### Exercise description
Skip any picture you find and retype all the remaining lines exactly.
* Begin The records *
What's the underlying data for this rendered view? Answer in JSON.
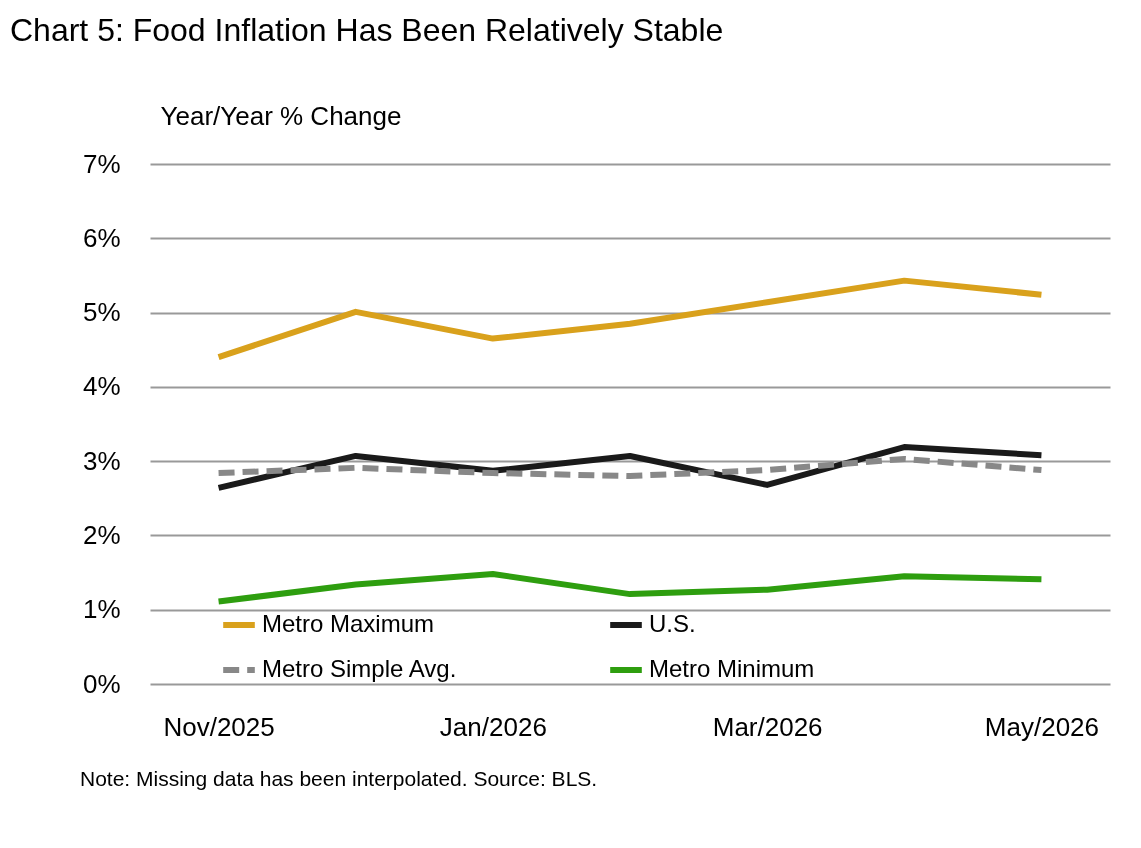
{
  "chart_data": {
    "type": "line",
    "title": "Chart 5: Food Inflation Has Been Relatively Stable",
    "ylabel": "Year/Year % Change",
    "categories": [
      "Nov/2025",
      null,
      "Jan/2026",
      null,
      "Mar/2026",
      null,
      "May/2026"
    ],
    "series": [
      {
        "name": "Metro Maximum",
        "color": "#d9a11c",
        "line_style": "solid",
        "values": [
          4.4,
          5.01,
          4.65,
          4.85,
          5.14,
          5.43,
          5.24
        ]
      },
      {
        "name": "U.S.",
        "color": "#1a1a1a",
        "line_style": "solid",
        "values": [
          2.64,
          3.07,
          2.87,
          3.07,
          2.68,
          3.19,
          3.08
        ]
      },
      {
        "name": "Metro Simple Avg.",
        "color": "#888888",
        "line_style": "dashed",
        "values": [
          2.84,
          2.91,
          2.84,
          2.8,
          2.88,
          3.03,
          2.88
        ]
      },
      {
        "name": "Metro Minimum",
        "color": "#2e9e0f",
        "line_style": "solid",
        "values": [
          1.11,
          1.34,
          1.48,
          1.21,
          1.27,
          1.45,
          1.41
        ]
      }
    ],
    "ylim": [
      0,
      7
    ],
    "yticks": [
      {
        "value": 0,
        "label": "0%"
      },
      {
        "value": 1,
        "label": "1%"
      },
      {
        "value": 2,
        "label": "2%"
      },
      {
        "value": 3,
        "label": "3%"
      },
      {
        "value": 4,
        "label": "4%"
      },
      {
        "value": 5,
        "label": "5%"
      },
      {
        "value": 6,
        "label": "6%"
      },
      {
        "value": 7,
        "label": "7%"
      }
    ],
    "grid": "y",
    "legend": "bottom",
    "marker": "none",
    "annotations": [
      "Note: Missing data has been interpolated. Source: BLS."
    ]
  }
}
* End The records *
### Solution
What's the underlying data for this rendered view? Answer in JSON.
{
  "chart_data": {
    "type": "line",
    "title": "Chart 5: Food Inflation Has Been Relatively Stable",
    "ylabel": "Year/Year % Change",
    "categories": [
      "Nov/2025",
      null,
      "Jan/2026",
      null,
      "Mar/2026",
      null,
      "May/2026"
    ],
    "series": [
      {
        "name": "Metro Maximum",
        "color": "#d9a11c",
        "line_style": "solid",
        "values": [
          4.4,
          5.01,
          4.65,
          4.85,
          5.14,
          5.43,
          5.24
        ]
      },
      {
        "name": "U.S.",
        "color": "#1a1a1a",
        "line_style": "solid",
        "values": [
          2.64,
          3.07,
          2.87,
          3.07,
          2.68,
          3.19,
          3.08
        ]
      },
      {
        "name": "Metro Simple Avg.",
        "color": "#888888",
        "line_style": "dashed",
        "values": [
          2.84,
          2.91,
          2.84,
          2.8,
          2.88,
          3.03,
          2.88
        ]
      },
      {
        "name": "Metro Minimum",
        "color": "#2e9e0f",
        "line_style": "solid",
        "values": [
          1.11,
          1.34,
          1.48,
          1.21,
          1.27,
          1.45,
          1.41
        ]
      }
    ],
    "ylim": [
      0,
      7
    ],
    "yticks": [
      {
        "value": 0,
        "label": "0%"
      },
      {
        "value": 1,
        "label": "1%"
      },
      {
        "value": 2,
        "label": "2%"
      },
      {
        "value": 3,
        "label": "3%"
      },
      {
        "value": 4,
        "label": "4%"
      },
      {
        "value": 5,
        "label": "5%"
      },
      {
        "value": 6,
        "label": "6%"
      },
      {
        "value": 7,
        "label": "7%"
      }
    ],
    "grid": "y",
    "legend": "bottom",
    "marker": "none",
    "annotations": [
      "Note: Missing data has been interpolated. Source: BLS."
    ]
  }
}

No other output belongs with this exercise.